• **INSTRUCTIONS FOR THE TASK**
Go through the data below. Pull out every line that has the word "value".

* BEGIN GIVEN DATA *

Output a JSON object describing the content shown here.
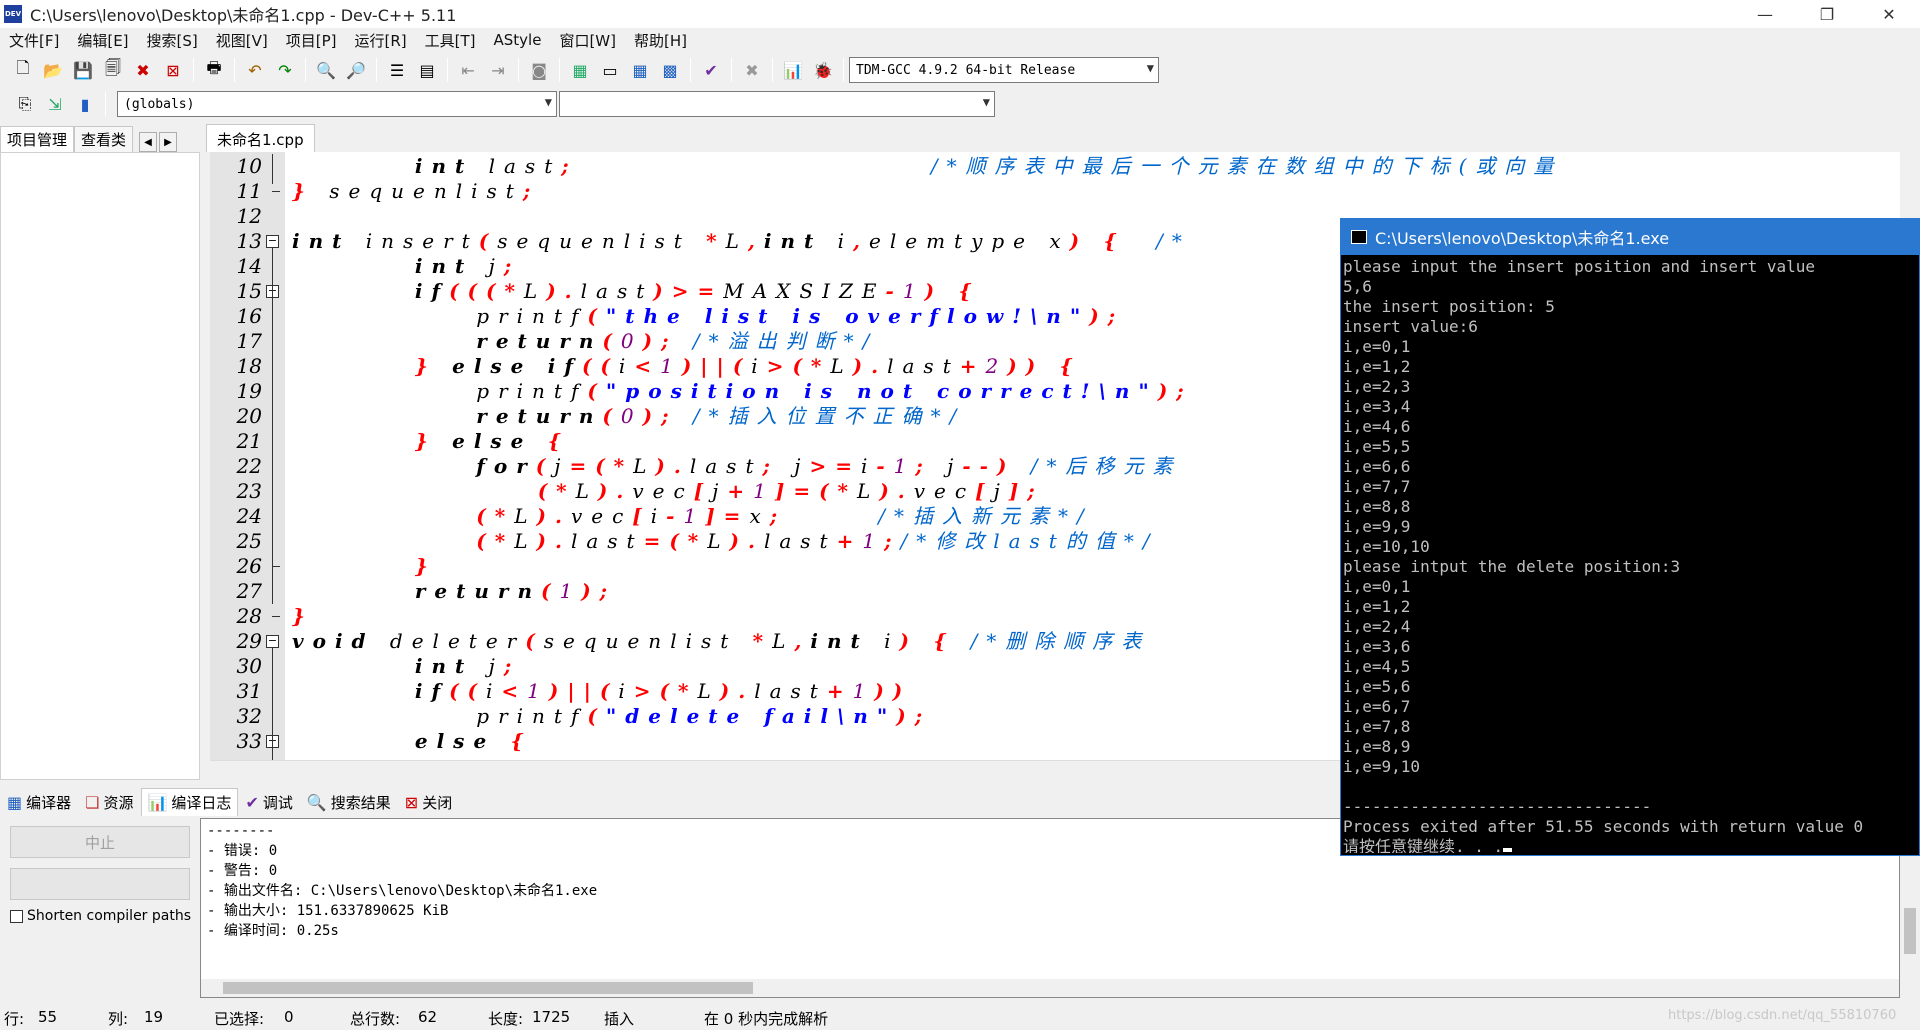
{
  "window": {
    "title": "C:\\Users\\lenovo\\Desktop\\未命名1.cpp - Dev-C++ 5.11",
    "minimize": "—",
    "restore": "❐",
    "close": "✕"
  },
  "menu": [
    "文件[F]",
    "编辑[E]",
    "搜索[S]",
    "视图[V]",
    "项目[P]",
    "运行[R]",
    "工具[T]",
    "AStyle",
    "窗口[W]",
    "帮助[H]"
  ],
  "toolbar": {
    "compiler": "TDM-GCC 4.9.2 64-bit Release",
    "scope": "(globals)",
    "function": ""
  },
  "left_tabs": [
    "项目管理",
    "查看类"
  ],
  "editor_tab": "未命名1.cpp",
  "code_lines": [
    {
      "n": "10",
      "html": "        <span class=\"kw\">int</span> last<span class=\"sym\">;</span>                       <span class=\"cmt\">/*顺序表中最后一个元素在数组中的下标(或向量</span>"
    },
    {
      "n": "11",
      "html": "<span class=\"sym\">}</span> sequenlist<span class=\"sym\">;</span>"
    },
    {
      "n": "12",
      "html": ""
    },
    {
      "n": "13",
      "html": "<span class=\"kw\">int</span> insert<span class=\"sym\">(</span>sequenlist <span class=\"sym\">*</span>L<span class=\"sym\">,</span><span class=\"kw\">int</span> i<span class=\"sym\">,</span>elemtype x<span class=\"sym\">)</span> <span class=\"sym\">{</span>  <span class=\"cmt\">/*</span>"
    },
    {
      "n": "14",
      "html": "        <span class=\"kw\">int</span> j<span class=\"sym\">;</span>"
    },
    {
      "n": "15",
      "html": "        <span class=\"kw\">if</span><span class=\"sym\">(((*</span>L<span class=\"sym\">).</span>last<span class=\"sym\">)>=</span>MAXSIZE<span class=\"sym\">-</span><span class=\"num\">1</span><span class=\"sym\">)</span> <span class=\"sym\">{</span>"
    },
    {
      "n": "16",
      "html": "            printf<span class=\"sym\">(</span><span class=\"str\">\"the list is overflow!\\n\"</span><span class=\"sym\">);</span>"
    },
    {
      "n": "17",
      "html": "            <span class=\"kw\">return</span><span class=\"sym\">(</span><span class=\"num\">0</span><span class=\"sym\">);</span> <span class=\"cmt\">/*溢出判断*/</span>"
    },
    {
      "n": "18",
      "html": "        <span class=\"sym\">}</span> <span class=\"kw\">else</span> <span class=\"kw\">if</span><span class=\"sym\">((</span>i<span class=\"sym\"><</span><span class=\"num\">1</span><span class=\"sym\">)||(</span>i<span class=\"sym\">>(*</span>L<span class=\"sym\">).</span>last<span class=\"sym\">+</span><span class=\"num\">2</span><span class=\"sym\">))</span> <span class=\"sym\">{</span>"
    },
    {
      "n": "19",
      "html": "            printf<span class=\"sym\">(</span><span class=\"str\">\"position is not correct!\\n\"</span><span class=\"sym\">);</span>"
    },
    {
      "n": "20",
      "html": "            <span class=\"kw\">return</span><span class=\"sym\">(</span><span class=\"num\">0</span><span class=\"sym\">);</span> <span class=\"cmt\">/*插入位置不正确*/</span>"
    },
    {
      "n": "21",
      "html": "        <span class=\"sym\">}</span> <span class=\"kw\">else</span> <span class=\"sym\">{</span>"
    },
    {
      "n": "22",
      "html": "            <span class=\"kw\">for</span><span class=\"sym\">(</span>j<span class=\"sym\">=(*</span>L<span class=\"sym\">).</span>last<span class=\"sym\">;</span> j<span class=\"sym\">>=</span>i<span class=\"sym\">-</span><span class=\"num\">1</span><span class=\"sym\">;</span> j<span class=\"sym\">--)</span> <span class=\"cmt\">/*后移元素</span>"
    },
    {
      "n": "23",
      "html": "                <span class=\"sym\">(*</span>L<span class=\"sym\">).</span>vec<span class=\"sym\">[</span>j<span class=\"sym\">+</span><span class=\"num\">1</span><span class=\"sym\">]=(*</span>L<span class=\"sym\">).</span>vec<span class=\"sym\">[</span>j<span class=\"sym\">];</span>"
    },
    {
      "n": "24",
      "html": "            <span class=\"sym\">(*</span>L<span class=\"sym\">).</span>vec<span class=\"sym\">[</span>i<span class=\"sym\">-</span><span class=\"num\">1</span><span class=\"sym\">]=</span>x<span class=\"sym\">;</span>      <span class=\"cmt\">/*插入新元素*/</span>"
    },
    {
      "n": "25",
      "html": "            <span class=\"sym\">(*</span>L<span class=\"sym\">).</span>last<span class=\"sym\">=(*</span>L<span class=\"sym\">).</span>last<span class=\"sym\">+</span><span class=\"num\">1</span><span class=\"sym\">;</span><span class=\"cmt\">/*修改last的值*/</span>"
    },
    {
      "n": "26",
      "html": "        <span class=\"sym\">}</span>"
    },
    {
      "n": "27",
      "html": "        <span class=\"kw\">return</span><span class=\"sym\">(</span><span class=\"num\">1</span><span class=\"sym\">);</span>"
    },
    {
      "n": "28",
      "html": "<span class=\"sym\">}</span>"
    },
    {
      "n": "29",
      "html": "<span class=\"kw\">void</span> deleter<span class=\"sym\">(</span>sequenlist <span class=\"sym\">*</span>L<span class=\"sym\">,</span><span class=\"kw\">int</span> i<span class=\"sym\">)</span> <span class=\"sym\">{</span> <span class=\"cmt\">/*删除顺序表</span>"
    },
    {
      "n": "30",
      "html": "        <span class=\"kw\">int</span> j<span class=\"sym\">;</span>"
    },
    {
      "n": "31",
      "html": "        <span class=\"kw\">if</span><span class=\"sym\">((</span>i<span class=\"sym\"><</span><span class=\"num\">1</span><span class=\"sym\">)||(</span>i<span class=\"sym\">>(*</span>L<span class=\"sym\">).</span>last<span class=\"sym\">+</span><span class=\"num\">1</span><span class=\"sym\">))</span>"
    },
    {
      "n": "32",
      "html": "            printf<span class=\"sym\">(</span><span class=\"str\">\"delete fail\\n\"</span><span class=\"sym\">);</span>"
    },
    {
      "n": "33",
      "html": "        <span class=\"kw\">else</span> <span class=\"sym\">{</span>"
    }
  ],
  "bottom_tabs": [
    "编译器",
    "资源",
    "编译日志",
    "调试",
    "搜索结果",
    "关闭"
  ],
  "bottom_left": {
    "stop_button": "中止",
    "shorten_label": "Shorten compiler paths"
  },
  "log_lines": [
    "--------",
    "- 错误: 0",
    "- 警告: 0",
    "- 输出文件名: C:\\Users\\lenovo\\Desktop\\未命名1.exe",
    "- 输出大小: 151.6337890625 KiB",
    "- 编译时间: 0.25s"
  ],
  "status": {
    "row_label": "行:",
    "row": "55",
    "col_label": "列:",
    "col": "19",
    "sel_label": "已选择:",
    "sel": "0",
    "total_label": "总行数:",
    "total": "62",
    "len_label": "长度:",
    "len": "1725",
    "mode": "插入",
    "parse": "在 0 秒内完成解析",
    "watermark": "https://blog.csdn.net/qq_55810760"
  },
  "console": {
    "title": "C:\\Users\\lenovo\\Desktop\\未命名1.exe",
    "lines": [
      "please input the insert position and insert value",
      "5,6",
      "the insert position: 5",
      "insert value:6",
      "i,e=0,1",
      "i,e=1,2",
      "i,e=2,3",
      "i,e=3,4",
      "i,e=4,6",
      "i,e=5,5",
      "i,e=6,6",
      "i,e=7,7",
      "i,e=8,8",
      "i,e=9,9",
      "i,e=10,10",
      "please intput the delete position:3",
      "i,e=0,1",
      "i,e=1,2",
      "i,e=2,4",
      "i,e=3,6",
      "i,e=4,5",
      "i,e=5,6",
      "i,e=6,7",
      "i,e=7,8",
      "i,e=8,9",
      "i,e=9,10",
      "",
      "--------------------------------",
      "Process exited after 51.55 seconds with return value 0",
      "请按任意键继续. . ."
    ]
  }
}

* END GIVEN DATA *

• **SOLVED EXERCISE**
      "please input the insert position and insert value",
      "insert value:6",
      "Process exited after 51.55 seconds with return value 0",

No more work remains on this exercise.